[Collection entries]

--- start ---

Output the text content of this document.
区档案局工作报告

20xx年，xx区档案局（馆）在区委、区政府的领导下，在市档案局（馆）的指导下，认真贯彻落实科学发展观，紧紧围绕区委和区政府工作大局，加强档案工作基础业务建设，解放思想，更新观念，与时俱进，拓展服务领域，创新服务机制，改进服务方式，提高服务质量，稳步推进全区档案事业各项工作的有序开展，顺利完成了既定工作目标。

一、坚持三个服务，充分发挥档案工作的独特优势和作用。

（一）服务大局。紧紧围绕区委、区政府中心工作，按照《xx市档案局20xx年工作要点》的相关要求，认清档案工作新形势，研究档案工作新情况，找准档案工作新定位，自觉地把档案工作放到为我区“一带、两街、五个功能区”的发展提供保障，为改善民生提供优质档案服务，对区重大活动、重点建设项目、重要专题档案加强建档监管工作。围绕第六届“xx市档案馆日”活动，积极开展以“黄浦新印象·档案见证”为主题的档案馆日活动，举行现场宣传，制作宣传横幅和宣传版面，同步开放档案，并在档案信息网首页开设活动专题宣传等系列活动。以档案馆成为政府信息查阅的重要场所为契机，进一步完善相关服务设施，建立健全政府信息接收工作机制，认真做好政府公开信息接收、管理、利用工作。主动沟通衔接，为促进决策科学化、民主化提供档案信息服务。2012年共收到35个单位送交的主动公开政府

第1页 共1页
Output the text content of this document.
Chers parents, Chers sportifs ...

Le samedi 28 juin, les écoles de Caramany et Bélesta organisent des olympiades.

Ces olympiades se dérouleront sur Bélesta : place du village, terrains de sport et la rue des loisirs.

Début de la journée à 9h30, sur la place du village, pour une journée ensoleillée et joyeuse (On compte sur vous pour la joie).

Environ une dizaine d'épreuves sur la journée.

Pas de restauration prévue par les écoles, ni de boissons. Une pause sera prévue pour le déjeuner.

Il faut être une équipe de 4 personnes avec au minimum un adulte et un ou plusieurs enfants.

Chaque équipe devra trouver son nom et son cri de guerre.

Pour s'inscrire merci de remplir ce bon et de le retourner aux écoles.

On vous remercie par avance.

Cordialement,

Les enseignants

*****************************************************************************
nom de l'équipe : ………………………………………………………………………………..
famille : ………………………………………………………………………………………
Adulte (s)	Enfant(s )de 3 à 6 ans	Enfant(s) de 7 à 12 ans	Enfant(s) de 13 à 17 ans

--- end ---

**TASK BRIEF:** Extract every line containing the string "écoles" from the material.

**RESULT OF THE TASK:**
Le samedi 28 juin, les écoles de Caramany et Bélesta organisent des olympiades.
Pas de restauration prévue par les écoles, ni de boissons. Une pause sera prévue pour le déjeuner.
Pour s'inscrire merci de remplir ce bon et de le retourner aux écoles.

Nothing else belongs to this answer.